[Records from a collection of figures]
--------------------

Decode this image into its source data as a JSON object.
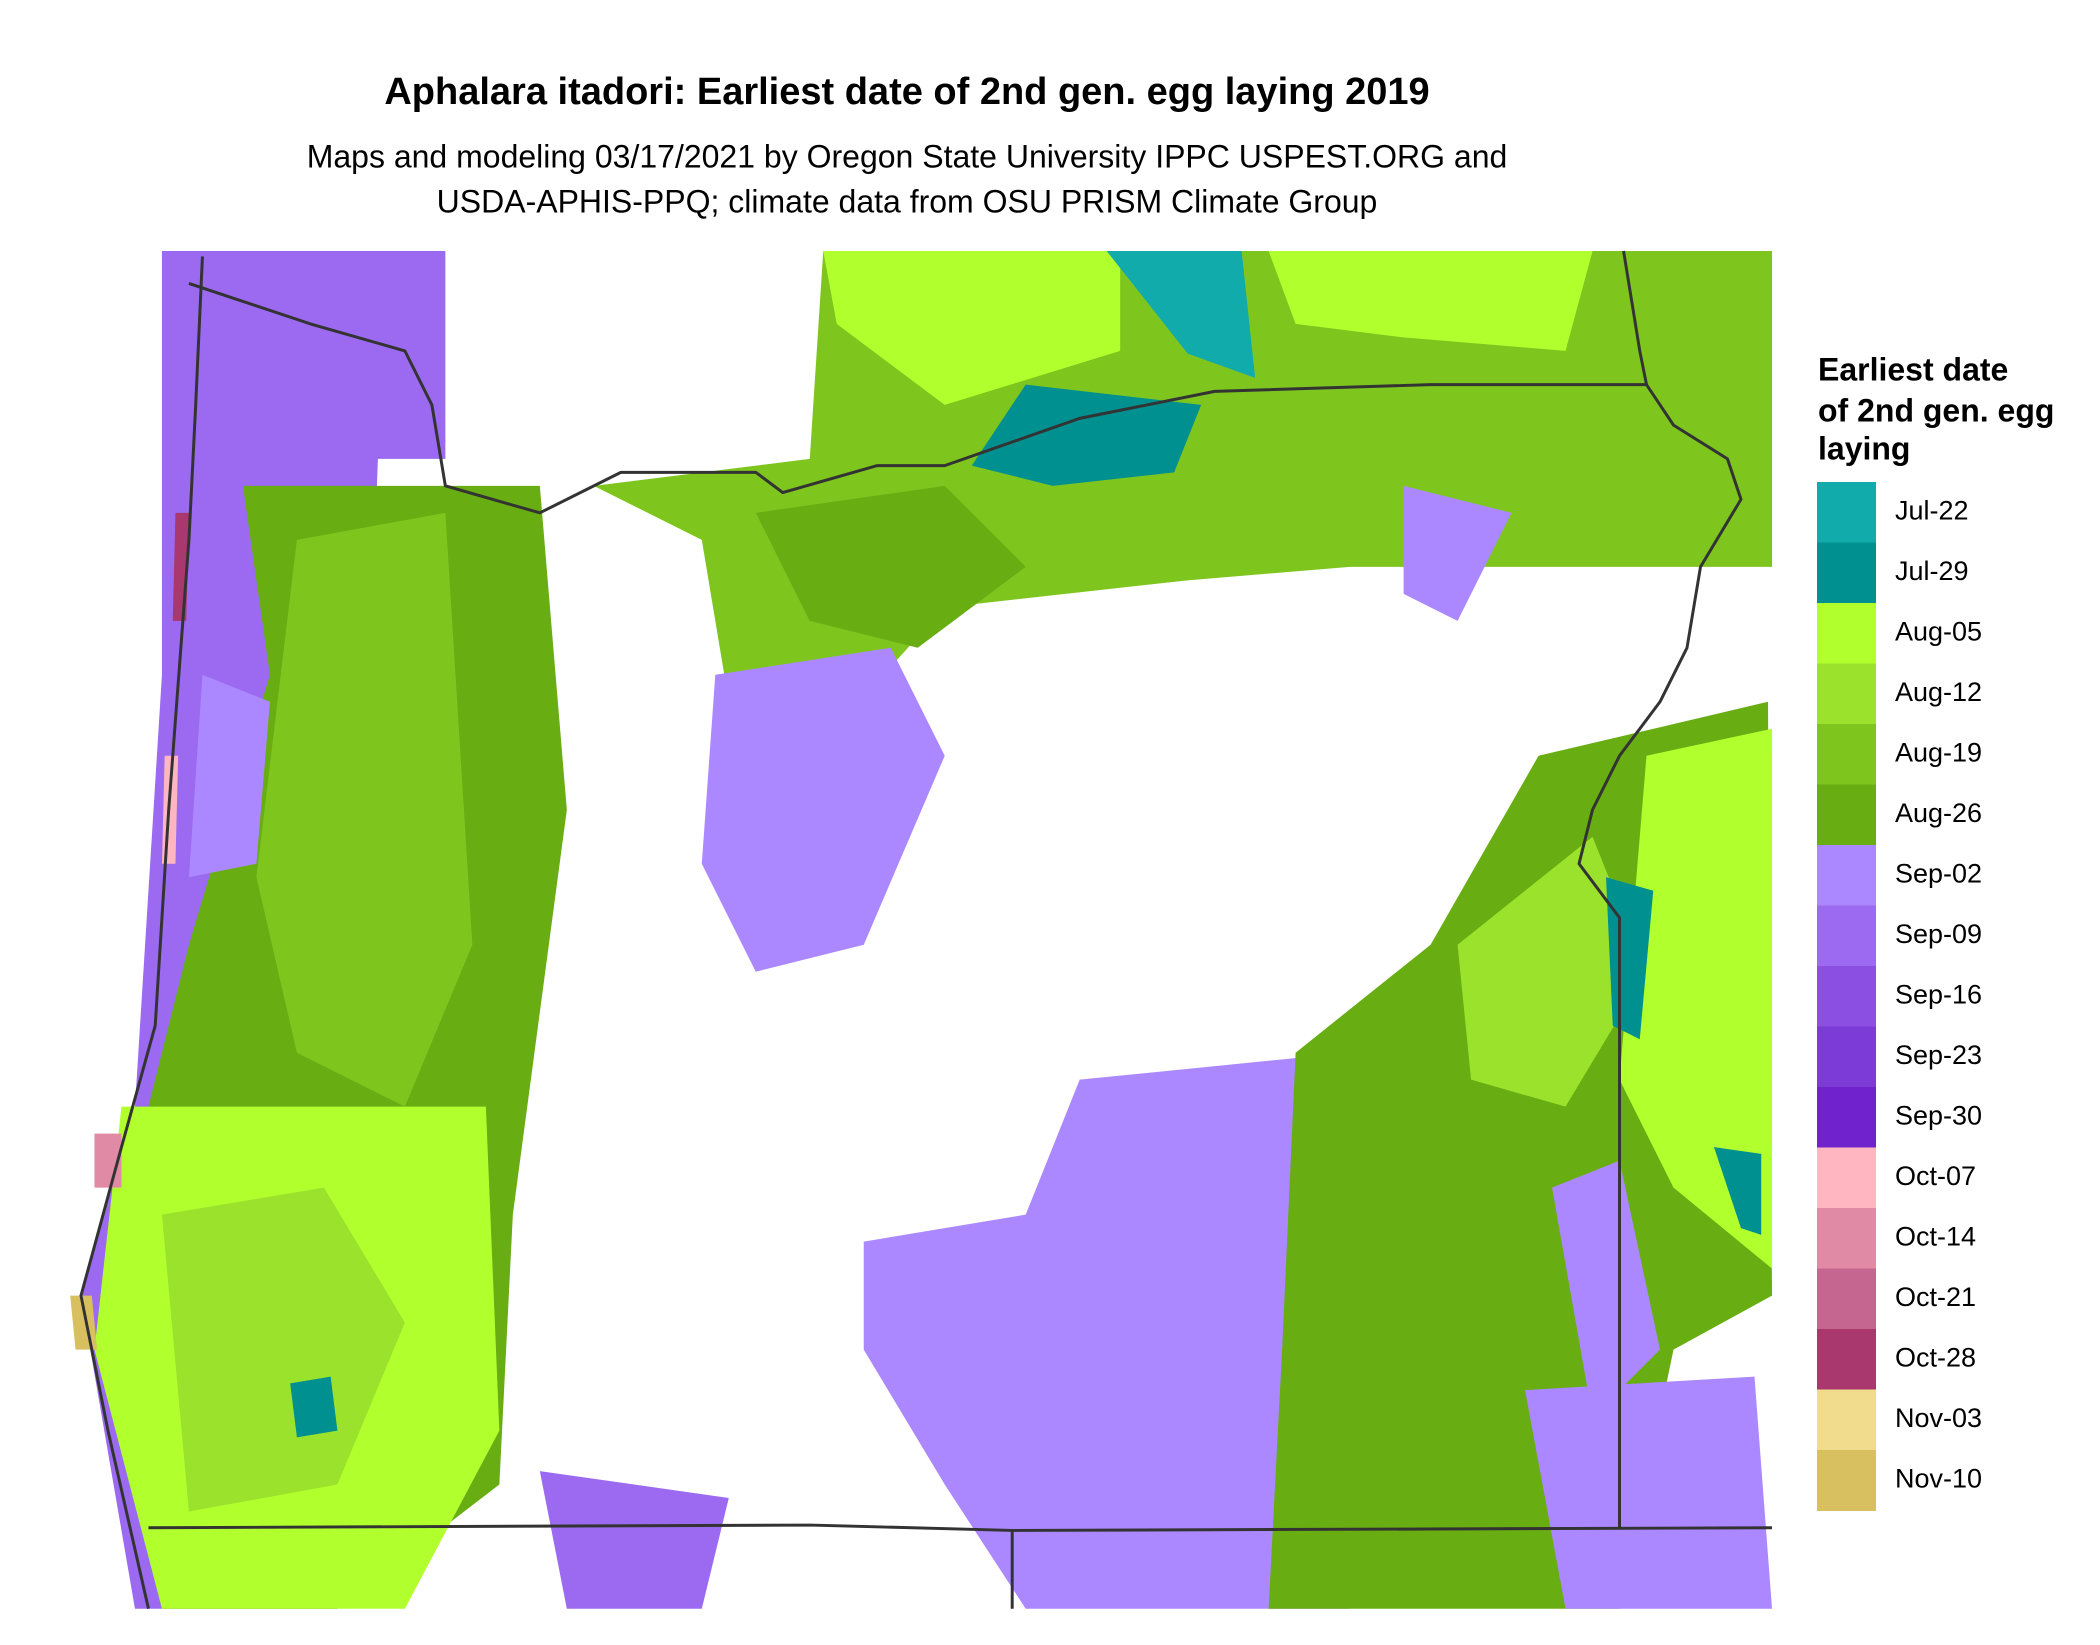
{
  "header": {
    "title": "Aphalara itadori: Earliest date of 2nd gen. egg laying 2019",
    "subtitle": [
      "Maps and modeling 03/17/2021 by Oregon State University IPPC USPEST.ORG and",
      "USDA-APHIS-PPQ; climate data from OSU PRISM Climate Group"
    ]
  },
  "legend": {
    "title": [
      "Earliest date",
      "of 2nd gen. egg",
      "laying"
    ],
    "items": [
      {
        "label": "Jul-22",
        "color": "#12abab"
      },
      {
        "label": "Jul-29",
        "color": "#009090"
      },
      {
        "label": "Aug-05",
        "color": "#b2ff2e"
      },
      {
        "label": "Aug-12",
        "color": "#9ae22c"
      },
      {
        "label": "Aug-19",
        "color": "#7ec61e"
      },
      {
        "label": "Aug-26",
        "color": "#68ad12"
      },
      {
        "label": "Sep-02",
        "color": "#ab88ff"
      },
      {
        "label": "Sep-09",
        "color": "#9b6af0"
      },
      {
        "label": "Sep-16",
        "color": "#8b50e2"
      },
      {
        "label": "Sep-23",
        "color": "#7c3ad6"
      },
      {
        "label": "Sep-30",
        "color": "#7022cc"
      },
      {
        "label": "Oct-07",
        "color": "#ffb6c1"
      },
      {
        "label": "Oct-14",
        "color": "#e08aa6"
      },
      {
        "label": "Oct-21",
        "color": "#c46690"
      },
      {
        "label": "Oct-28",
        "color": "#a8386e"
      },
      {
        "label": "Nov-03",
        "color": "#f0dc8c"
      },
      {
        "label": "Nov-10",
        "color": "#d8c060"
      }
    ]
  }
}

--------------------

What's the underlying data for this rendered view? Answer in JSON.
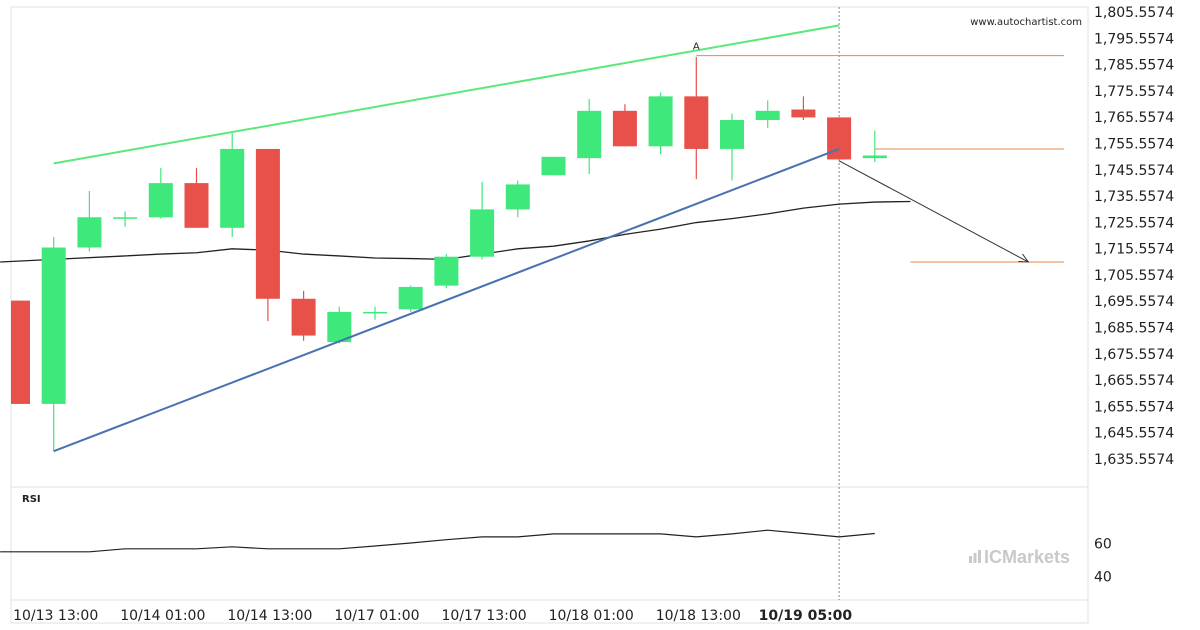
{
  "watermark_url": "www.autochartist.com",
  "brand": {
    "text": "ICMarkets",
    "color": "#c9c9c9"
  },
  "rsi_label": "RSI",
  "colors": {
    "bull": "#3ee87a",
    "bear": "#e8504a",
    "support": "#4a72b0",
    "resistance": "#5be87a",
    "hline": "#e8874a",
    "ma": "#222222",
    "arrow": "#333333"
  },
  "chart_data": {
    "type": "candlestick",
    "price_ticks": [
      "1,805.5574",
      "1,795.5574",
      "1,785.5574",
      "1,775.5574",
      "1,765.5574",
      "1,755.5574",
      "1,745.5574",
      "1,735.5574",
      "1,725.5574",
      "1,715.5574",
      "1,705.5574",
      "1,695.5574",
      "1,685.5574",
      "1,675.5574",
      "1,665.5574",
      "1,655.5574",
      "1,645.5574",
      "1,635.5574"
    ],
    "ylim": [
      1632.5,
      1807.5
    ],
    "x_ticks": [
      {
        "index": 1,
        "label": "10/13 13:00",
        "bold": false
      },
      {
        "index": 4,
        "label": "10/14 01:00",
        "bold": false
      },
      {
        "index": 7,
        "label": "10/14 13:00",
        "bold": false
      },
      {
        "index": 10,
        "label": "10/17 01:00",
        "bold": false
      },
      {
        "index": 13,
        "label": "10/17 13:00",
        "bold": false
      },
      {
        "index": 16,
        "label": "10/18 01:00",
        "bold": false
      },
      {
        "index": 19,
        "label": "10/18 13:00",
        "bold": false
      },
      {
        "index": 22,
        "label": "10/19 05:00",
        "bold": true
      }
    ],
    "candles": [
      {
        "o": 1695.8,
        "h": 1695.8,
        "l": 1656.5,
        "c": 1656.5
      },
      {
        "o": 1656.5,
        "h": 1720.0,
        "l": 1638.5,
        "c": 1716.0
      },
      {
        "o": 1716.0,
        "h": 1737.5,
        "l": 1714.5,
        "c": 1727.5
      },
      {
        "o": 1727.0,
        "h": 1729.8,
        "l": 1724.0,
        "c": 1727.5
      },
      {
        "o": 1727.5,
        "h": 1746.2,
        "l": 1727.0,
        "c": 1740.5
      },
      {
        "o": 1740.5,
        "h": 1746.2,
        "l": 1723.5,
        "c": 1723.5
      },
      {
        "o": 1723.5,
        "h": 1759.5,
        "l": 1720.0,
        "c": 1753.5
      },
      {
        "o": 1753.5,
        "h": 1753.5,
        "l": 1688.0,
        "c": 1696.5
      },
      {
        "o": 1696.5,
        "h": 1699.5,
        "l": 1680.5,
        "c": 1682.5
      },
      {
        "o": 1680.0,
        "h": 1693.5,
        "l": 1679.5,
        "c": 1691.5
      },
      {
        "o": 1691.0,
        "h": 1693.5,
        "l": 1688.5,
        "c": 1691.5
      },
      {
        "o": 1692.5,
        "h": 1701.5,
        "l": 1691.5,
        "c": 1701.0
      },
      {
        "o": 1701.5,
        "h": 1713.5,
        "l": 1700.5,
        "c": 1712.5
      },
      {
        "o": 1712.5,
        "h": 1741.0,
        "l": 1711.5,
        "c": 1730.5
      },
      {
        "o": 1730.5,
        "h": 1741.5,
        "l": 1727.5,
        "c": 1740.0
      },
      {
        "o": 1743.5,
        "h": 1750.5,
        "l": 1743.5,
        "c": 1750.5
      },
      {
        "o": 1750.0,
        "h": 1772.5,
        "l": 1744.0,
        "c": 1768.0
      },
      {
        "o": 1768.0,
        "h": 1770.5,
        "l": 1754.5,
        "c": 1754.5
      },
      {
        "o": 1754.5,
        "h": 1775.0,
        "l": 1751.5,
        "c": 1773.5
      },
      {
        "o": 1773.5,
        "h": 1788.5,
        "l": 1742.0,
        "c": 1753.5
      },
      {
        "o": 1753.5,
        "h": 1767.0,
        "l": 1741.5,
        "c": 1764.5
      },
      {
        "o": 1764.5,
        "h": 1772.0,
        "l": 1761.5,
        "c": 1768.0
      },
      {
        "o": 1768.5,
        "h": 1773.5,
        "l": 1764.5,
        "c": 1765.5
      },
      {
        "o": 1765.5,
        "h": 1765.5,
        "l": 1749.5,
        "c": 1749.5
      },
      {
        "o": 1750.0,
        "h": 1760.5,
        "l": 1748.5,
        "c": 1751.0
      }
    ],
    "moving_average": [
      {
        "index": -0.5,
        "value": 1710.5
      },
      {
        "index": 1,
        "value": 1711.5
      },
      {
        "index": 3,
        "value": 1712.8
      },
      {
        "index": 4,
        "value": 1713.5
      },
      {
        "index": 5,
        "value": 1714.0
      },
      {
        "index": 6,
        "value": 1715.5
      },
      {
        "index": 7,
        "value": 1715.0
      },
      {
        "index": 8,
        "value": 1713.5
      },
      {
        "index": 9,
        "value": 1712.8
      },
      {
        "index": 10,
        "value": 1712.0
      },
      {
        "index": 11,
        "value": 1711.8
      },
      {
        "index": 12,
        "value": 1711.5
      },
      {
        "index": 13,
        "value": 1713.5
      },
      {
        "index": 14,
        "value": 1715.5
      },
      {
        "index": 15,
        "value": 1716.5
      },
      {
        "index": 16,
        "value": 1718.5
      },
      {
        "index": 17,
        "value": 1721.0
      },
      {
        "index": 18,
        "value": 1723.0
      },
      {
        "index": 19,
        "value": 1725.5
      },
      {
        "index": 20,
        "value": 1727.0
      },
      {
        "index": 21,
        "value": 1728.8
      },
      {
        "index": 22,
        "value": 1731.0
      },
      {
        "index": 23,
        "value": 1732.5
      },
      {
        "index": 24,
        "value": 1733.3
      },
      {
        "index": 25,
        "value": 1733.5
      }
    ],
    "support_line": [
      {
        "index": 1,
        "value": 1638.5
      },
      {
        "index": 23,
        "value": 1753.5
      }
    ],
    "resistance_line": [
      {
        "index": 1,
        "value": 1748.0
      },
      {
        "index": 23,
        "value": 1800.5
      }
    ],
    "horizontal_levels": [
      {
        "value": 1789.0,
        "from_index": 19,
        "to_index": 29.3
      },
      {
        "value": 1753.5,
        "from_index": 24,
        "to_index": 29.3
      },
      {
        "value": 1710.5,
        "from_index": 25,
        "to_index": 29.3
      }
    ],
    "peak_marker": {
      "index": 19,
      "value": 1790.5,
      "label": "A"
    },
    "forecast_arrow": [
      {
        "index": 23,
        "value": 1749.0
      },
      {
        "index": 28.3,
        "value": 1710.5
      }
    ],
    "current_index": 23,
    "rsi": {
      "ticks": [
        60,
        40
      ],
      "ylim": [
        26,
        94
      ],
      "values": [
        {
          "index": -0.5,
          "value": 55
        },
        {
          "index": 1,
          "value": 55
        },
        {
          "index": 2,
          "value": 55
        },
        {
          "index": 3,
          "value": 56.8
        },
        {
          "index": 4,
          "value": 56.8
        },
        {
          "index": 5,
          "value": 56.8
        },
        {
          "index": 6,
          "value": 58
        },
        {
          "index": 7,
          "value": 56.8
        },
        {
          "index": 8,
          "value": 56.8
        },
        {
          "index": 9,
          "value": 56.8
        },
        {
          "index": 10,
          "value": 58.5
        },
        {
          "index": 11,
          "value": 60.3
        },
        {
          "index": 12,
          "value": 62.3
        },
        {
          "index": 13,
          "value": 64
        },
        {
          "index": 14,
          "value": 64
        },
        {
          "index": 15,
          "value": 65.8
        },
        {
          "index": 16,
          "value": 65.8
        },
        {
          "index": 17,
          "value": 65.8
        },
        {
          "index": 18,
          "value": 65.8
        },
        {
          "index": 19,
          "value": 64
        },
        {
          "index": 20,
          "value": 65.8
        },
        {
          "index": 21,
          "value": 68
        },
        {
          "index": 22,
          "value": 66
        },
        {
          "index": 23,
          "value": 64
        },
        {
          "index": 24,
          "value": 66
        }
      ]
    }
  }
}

--------------------

= WRITTEN EXERCISE =
Go through the data above and find the lines with the word "laying". Copy each of those lines.

= OUTPUT FOR THIS EXERCISE =
    "title": "Aphalara itadori: Earliest date of 2nd gen. egg laying 2019",
      "laying"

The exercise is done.